►

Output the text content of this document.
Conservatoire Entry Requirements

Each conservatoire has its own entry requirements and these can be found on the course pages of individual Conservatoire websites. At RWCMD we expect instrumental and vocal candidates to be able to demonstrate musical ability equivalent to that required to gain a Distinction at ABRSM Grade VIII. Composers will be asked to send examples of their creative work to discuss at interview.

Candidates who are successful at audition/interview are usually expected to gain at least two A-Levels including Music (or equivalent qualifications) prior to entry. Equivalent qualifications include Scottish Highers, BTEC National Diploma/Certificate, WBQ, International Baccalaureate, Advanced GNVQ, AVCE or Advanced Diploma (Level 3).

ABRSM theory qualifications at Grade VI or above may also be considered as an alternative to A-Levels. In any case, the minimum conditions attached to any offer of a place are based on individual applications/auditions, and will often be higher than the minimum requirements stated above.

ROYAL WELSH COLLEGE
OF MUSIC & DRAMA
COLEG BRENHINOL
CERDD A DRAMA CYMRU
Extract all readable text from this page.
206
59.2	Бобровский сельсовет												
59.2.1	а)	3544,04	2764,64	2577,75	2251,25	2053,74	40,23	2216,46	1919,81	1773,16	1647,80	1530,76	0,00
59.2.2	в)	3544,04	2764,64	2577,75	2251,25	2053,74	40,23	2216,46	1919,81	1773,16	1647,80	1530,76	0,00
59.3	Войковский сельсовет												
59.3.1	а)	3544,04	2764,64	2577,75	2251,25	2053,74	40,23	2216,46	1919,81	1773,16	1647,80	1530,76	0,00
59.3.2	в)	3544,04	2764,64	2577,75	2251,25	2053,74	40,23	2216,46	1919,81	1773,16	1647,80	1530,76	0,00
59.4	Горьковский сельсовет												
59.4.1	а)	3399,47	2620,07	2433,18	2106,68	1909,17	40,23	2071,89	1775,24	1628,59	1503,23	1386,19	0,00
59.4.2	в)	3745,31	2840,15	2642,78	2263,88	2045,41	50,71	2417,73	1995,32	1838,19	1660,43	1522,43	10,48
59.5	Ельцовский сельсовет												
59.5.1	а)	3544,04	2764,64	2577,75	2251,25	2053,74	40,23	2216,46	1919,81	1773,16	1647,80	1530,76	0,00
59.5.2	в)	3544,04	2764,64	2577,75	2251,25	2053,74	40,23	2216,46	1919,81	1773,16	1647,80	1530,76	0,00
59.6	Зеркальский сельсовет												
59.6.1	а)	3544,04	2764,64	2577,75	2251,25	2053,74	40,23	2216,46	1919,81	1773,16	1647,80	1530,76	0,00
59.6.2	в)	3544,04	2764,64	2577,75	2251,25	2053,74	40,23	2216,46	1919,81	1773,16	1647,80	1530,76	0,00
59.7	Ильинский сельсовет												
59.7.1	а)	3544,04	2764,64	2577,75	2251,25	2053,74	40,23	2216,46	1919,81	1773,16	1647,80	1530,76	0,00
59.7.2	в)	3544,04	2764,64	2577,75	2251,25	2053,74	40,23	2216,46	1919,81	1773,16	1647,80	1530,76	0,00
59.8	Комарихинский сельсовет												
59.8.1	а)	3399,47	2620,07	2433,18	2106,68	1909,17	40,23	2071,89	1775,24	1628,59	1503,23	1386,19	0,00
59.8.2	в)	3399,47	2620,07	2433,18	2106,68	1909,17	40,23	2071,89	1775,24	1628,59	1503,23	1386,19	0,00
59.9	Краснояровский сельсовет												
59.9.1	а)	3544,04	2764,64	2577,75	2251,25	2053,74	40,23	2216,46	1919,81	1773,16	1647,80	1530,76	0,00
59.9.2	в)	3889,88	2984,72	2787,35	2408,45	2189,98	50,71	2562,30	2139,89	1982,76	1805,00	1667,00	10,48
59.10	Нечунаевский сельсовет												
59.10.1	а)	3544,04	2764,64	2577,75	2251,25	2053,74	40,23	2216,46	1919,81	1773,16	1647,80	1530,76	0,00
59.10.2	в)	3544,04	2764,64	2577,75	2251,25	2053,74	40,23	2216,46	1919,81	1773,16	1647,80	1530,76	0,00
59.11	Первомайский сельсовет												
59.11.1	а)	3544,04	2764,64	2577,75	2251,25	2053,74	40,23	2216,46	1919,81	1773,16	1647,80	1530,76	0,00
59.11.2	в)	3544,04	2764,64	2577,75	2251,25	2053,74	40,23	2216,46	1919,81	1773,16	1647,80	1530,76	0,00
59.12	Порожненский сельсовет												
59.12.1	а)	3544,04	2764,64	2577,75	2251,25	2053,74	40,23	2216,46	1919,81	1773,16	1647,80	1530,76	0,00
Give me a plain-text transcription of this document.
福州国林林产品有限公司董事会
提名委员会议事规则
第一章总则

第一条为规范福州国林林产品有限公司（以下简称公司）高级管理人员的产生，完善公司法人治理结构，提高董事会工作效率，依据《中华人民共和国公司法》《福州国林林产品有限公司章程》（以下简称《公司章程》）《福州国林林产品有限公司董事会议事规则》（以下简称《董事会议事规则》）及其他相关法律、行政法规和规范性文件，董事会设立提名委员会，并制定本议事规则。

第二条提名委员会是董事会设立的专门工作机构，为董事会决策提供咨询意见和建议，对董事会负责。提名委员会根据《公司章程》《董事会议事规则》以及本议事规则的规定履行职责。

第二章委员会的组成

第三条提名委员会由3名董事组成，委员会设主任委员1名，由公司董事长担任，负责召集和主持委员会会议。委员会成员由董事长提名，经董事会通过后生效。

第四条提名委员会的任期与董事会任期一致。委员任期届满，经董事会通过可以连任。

◄

— Your instructions —
From the line containing "Give me a plain-text" down to the final line of the data, write out every line exactly; both the first and last of these belong in your answer, and nothing else does.

— Reply to the task —
Give me a plain-text transcription of this document.
福州国林林产品有限公司董事会
提名委员会议事规则
第一章总则

第一条为规范福州国林林产品有限公司（以下简称公司）高级管理人员的产生，完善公司法人治理结构，提高董事会工作效率，依据《中华人民共和国公司法》《福州国林林产品有限公司章程》（以下简称《公司章程》）《福州国林林产品有限公司董事会议事规则》（以下简称《董事会议事规则》）及其他相关法律、行政法规和规范性文件，董事会设立提名委员会，并制定本议事规则。

第二条提名委员会是董事会设立的专门工作机构，为董事会决策提供咨询意见和建议，对董事会负责。提名委员会根据《公司章程》《董事会议事规则》以及本议事规则的规定履行职责。

第二章委员会的组成

第三条提名委员会由3名董事组成，委员会设主任委员1名，由公司董事长担任，负责召集和主持委员会会议。委员会成员由董事长提名，经董事会通过后生效。

第四条提名委员会的任期与董事会任期一致。委员任期届满，经董事会通过可以连任。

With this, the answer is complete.